[[ RECORDS SUPPLIED, beginning ]]

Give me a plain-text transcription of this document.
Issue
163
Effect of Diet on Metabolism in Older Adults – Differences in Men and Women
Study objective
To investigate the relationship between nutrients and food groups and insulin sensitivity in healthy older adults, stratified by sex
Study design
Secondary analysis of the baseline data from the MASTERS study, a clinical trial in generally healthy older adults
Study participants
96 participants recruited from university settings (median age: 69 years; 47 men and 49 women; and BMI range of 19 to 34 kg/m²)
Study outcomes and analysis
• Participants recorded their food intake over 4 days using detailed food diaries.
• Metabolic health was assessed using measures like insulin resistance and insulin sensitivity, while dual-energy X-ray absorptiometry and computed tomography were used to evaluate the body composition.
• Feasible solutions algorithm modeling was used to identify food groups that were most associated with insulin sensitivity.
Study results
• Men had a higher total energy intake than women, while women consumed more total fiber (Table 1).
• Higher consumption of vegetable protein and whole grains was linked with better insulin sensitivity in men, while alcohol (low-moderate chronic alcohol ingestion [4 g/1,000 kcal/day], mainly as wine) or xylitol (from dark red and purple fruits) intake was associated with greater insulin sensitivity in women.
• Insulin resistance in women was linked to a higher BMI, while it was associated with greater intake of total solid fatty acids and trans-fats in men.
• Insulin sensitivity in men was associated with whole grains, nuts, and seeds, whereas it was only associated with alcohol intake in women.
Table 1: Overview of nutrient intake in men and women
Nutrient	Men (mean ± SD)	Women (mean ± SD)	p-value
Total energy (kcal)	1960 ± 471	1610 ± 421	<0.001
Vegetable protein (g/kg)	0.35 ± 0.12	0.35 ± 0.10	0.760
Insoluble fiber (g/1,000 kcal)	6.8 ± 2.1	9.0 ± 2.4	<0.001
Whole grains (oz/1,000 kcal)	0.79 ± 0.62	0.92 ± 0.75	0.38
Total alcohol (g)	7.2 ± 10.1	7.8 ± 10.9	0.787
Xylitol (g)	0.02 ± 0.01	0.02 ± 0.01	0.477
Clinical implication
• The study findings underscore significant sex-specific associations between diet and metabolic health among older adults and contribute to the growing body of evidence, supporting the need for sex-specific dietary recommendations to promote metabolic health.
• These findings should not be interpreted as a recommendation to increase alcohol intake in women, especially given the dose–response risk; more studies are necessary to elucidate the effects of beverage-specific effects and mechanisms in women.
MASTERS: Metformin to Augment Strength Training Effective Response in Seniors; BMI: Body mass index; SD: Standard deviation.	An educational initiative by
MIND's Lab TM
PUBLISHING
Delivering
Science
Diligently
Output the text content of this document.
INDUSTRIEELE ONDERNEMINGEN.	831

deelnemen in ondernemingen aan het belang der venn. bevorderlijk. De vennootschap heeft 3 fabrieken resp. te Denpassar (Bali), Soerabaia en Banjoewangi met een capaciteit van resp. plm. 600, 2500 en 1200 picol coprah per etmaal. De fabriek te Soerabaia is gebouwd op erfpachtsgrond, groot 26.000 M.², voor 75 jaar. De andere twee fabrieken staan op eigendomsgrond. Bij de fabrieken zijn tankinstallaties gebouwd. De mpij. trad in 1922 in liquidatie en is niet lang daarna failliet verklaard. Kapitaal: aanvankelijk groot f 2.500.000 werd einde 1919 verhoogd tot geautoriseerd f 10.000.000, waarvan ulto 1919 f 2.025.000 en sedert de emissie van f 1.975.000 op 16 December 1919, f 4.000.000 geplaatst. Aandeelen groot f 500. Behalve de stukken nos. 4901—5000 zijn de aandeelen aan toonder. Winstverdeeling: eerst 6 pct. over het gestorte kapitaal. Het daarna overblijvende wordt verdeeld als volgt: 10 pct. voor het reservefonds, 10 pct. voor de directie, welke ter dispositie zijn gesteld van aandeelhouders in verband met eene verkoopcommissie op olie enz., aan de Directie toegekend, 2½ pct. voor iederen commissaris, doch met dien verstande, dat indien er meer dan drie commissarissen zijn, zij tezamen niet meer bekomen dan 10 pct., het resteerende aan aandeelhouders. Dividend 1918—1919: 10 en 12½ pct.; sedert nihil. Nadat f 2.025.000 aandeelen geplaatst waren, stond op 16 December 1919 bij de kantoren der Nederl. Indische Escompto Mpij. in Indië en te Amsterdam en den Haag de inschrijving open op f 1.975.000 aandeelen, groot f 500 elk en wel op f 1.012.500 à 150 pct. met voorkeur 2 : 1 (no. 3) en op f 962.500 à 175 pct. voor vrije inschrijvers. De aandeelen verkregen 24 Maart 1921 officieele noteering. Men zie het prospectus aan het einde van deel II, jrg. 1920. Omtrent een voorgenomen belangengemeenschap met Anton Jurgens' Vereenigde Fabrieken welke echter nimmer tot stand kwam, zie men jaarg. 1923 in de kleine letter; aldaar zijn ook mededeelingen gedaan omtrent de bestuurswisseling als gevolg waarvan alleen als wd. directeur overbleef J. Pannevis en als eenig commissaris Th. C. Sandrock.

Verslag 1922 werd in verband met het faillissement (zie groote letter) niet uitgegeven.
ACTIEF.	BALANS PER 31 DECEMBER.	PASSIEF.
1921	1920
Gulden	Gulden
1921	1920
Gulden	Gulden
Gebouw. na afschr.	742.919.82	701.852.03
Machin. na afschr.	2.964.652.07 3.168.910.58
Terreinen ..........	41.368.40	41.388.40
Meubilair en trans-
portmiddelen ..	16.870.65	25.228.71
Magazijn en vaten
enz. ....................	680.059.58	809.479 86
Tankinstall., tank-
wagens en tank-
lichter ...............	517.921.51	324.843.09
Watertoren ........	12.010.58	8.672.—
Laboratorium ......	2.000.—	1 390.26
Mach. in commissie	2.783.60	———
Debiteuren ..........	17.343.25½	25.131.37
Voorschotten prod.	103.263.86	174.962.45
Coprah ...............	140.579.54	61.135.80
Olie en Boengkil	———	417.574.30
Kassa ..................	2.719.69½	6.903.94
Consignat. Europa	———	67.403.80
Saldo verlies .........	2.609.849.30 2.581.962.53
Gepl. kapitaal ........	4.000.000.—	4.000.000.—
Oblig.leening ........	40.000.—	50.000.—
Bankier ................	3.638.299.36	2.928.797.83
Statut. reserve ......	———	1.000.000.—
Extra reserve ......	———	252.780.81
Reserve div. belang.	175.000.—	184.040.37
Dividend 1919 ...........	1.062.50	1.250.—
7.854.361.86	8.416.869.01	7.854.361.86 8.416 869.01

[[ RECORDS SUPPLIED, end ]]

> _ACTIVITY_: Using the material above, tally the lines that hold the string "afschr". Reply with the number alone.

> _RESPONSE BELOW_: 2